# [Requirements]
Copy all records verbatim.
====
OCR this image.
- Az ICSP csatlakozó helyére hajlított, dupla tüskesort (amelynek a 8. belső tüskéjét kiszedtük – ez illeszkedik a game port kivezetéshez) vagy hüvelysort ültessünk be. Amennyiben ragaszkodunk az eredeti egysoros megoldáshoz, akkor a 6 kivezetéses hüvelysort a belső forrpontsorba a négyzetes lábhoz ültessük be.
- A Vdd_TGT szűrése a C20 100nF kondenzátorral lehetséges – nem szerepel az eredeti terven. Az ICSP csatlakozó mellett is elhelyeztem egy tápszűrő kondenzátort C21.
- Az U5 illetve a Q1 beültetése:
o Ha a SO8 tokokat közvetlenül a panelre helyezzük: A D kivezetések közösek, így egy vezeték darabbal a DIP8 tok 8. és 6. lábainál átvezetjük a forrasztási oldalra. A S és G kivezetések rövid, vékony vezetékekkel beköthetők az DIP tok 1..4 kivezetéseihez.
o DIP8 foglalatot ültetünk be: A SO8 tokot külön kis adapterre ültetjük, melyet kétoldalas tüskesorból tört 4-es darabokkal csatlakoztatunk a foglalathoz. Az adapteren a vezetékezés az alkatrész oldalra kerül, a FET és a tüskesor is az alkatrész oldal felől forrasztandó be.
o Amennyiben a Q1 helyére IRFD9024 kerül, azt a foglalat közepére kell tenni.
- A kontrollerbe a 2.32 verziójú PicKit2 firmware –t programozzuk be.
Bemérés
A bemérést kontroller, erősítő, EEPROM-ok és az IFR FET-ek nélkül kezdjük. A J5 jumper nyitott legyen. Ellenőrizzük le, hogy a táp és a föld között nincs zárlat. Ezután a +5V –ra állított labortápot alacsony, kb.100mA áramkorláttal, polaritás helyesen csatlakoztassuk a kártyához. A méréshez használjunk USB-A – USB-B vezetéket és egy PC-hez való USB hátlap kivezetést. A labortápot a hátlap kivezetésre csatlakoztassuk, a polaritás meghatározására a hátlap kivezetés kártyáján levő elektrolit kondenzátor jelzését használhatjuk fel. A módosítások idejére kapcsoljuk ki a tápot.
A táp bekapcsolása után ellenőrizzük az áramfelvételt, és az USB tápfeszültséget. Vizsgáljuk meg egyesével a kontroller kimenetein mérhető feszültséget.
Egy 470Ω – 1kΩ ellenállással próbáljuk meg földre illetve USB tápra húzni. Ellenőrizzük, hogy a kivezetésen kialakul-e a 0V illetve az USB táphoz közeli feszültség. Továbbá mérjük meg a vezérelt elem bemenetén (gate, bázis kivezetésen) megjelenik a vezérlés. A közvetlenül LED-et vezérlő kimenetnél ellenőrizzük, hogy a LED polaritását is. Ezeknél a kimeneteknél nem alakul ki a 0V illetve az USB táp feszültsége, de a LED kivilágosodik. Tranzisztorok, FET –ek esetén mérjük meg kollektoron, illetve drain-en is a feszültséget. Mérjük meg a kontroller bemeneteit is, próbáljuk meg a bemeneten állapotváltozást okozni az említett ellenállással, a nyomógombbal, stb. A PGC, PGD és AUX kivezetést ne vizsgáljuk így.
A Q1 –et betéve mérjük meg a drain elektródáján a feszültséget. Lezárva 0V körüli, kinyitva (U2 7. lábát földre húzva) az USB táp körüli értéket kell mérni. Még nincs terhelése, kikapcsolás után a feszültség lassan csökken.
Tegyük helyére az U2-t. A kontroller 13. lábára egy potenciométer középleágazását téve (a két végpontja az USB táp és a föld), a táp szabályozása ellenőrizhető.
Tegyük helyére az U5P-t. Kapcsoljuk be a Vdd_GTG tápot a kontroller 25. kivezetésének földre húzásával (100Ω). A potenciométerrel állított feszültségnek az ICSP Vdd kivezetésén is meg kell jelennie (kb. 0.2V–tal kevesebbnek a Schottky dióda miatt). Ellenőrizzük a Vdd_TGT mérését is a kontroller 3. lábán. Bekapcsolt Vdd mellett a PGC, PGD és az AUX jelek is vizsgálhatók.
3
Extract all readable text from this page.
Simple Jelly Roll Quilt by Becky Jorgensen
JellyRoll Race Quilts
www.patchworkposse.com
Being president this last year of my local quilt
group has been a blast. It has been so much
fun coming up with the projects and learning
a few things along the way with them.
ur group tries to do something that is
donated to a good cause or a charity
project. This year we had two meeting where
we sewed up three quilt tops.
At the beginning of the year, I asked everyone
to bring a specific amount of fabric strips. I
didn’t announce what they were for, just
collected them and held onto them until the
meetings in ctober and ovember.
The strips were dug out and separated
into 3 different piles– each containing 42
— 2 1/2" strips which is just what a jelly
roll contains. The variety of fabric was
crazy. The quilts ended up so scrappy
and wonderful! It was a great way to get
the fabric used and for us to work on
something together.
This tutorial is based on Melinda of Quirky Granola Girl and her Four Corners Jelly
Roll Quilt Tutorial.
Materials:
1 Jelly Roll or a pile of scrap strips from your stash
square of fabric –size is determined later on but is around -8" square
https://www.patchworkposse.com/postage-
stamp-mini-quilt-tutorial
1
====
# [Solution to the problem]
OCR this image.
- Az ICSP csatlakozó helyére hajlított, dupla tüskesort (amelynek a 8. belső tüskéjét kiszedtük – ez illeszkedik a game port kivezetéshez) vagy hüvelysort ültessünk be. Amennyiben ragaszkodunk az eredeti egysoros megoldáshoz, akkor a 6 kivezetéses hüvelysort a belső forrpontsorba a négyzetes lábhoz ültessük be.
- A Vdd_TGT szűrése a C20 100nF kondenzátorral lehetséges – nem szerepel az eredeti terven. Az ICSP csatlakozó mellett is elhelyeztem egy tápszűrő kondenzátort C21.
- Az U5 illetve a Q1 beültetése:
o Ha a SO8 tokokat közvetlenül a panelre helyezzük: A D kivezetések közösek, így egy vezeték darabbal a DIP8 tok 8. és 6. lábainál átvezetjük a forrasztási oldalra. A S és G kivezetések rövid, vékony vezetékekkel beköthetők az DIP tok 1..4 kivezetéseihez.
o DIP8 foglalatot ültetünk be: A SO8 tokot külön kis adapterre ültetjük, melyet kétoldalas tüskesorból tört 4-es darabokkal csatlakoztatunk a foglalathoz. Az adapteren a vezetékezés az alkatrész oldalra kerül, a FET és a tüskesor is az alkatrész oldal felől forrasztandó be.
o Amennyiben a Q1 helyére IRFD9024 kerül, azt a foglalat közepére kell tenni.
- A kontrollerbe a 2.32 verziójú PicKit2 firmware –t programozzuk be.
Bemérés
A bemérést kontroller, erősítő, EEPROM-ok és az IFR FET-ek nélkül kezdjük. A J5 jumper nyitott legyen. Ellenőrizzük le, hogy a táp és a föld között nincs zárlat. Ezután a +5V –ra állított labortápot alacsony, kb.100mA áramkorláttal, polaritás helyesen csatlakoztassuk a kártyához. A méréshez használjunk USB-A – USB-B vezetéket és egy PC-hez való USB hátlap kivezetést. A labortápot a hátlap kivezetésre csatlakoztassuk, a polaritás meghatározására a hátlap kivezetés kártyáján levő elektrolit kondenzátor jelzését használhatjuk fel. A módosítások idejére kapcsoljuk ki a tápot.
A táp bekapcsolása után ellenőrizzük az áramfelvételt, és az USB tápfeszültséget. Vizsgáljuk meg egyesével a kontroller kimenetein mérhető feszültséget.
Egy 470Ω – 1kΩ ellenállással próbáljuk meg földre illetve USB tápra húzni. Ellenőrizzük, hogy a kivezetésen kialakul-e a 0V illetve az USB táphoz közeli feszültség. Továbbá mérjük meg a vezérelt elem bemenetén (gate, bázis kivezetésen) megjelenik a vezérlés. A közvetlenül LED-et vezérlő kimenetnél ellenőrizzük, hogy a LED polaritását is. Ezeknél a kimeneteknél nem alakul ki a 0V illetve az USB táp feszültsége, de a LED kivilágosodik. Tranzisztorok, FET –ek esetén mérjük meg kollektoron, illetve drain-en is a feszültséget. Mérjük meg a kontroller bemeneteit is, próbáljuk meg a bemeneten állapotváltozást okozni az említett ellenállással, a nyomógombbal, stb. A PGC, PGD és AUX kivezetést ne vizsgáljuk így.
A Q1 –et betéve mérjük meg a drain elektródáján a feszültséget. Lezárva 0V körüli, kinyitva (U2 7. lábát földre húzva) az USB táp körüli értéket kell mérni. Még nincs terhelése, kikapcsolás után a feszültség lassan csökken.
Tegyük helyére az U2-t. A kontroller 13. lábára egy potenciométer középleágazását téve (a két végpontja az USB táp és a föld), a táp szabályozása ellenőrizhető.
Tegyük helyére az U5P-t. Kapcsoljuk be a Vdd_GTG tápot a kontroller 25. kivezetésének földre húzásával (100Ω). A potenciométerrel állított feszültségnek az ICSP Vdd kivezetésén is meg kell jelennie (kb. 0.2V–tal kevesebbnek a Schottky dióda miatt). Ellenőrizzük a Vdd_TGT mérését is a kontroller 3. lábán. Bekapcsolt Vdd mellett a PGC, PGD és az AUX jelek is vizsgálhatók.
3
Extract all readable text from this page.
Simple Jelly Roll Quilt by Becky Jorgensen
JellyRoll Race Quilts
www.patchworkposse.com
Being president this last year of my local quilt
group has been a blast. It has been so much
fun coming up with the projects and learning
a few things along the way with them.
ur group tries to do something that is
donated to a good cause or a charity
project. This year we had two meeting where
we sewed up three quilt tops.
At the beginning of the year, I asked everyone
to bring a specific amount of fabric strips. I
didn’t announce what they were for, just
collected them and held onto them until the
meetings in ctober and ovember.
The strips were dug out and separated
into 3 different piles– each containing 42
— 2 1/2" strips which is just what a jelly
roll contains. The variety of fabric was
crazy. The quilts ended up so scrappy
and wonderful! It was a great way to get
the fabric used and for us to work on
something together.
This tutorial is based on Melinda of Quirky Granola Girl and her Four Corners Jelly
Roll Quilt Tutorial.
Materials:
1 Jelly Roll or a pile of scrap strips from your stash
square of fabric –size is determined later on but is around -8" square
https://www.patchworkposse.com/postage-
stamp-mini-quilt-tutorial
1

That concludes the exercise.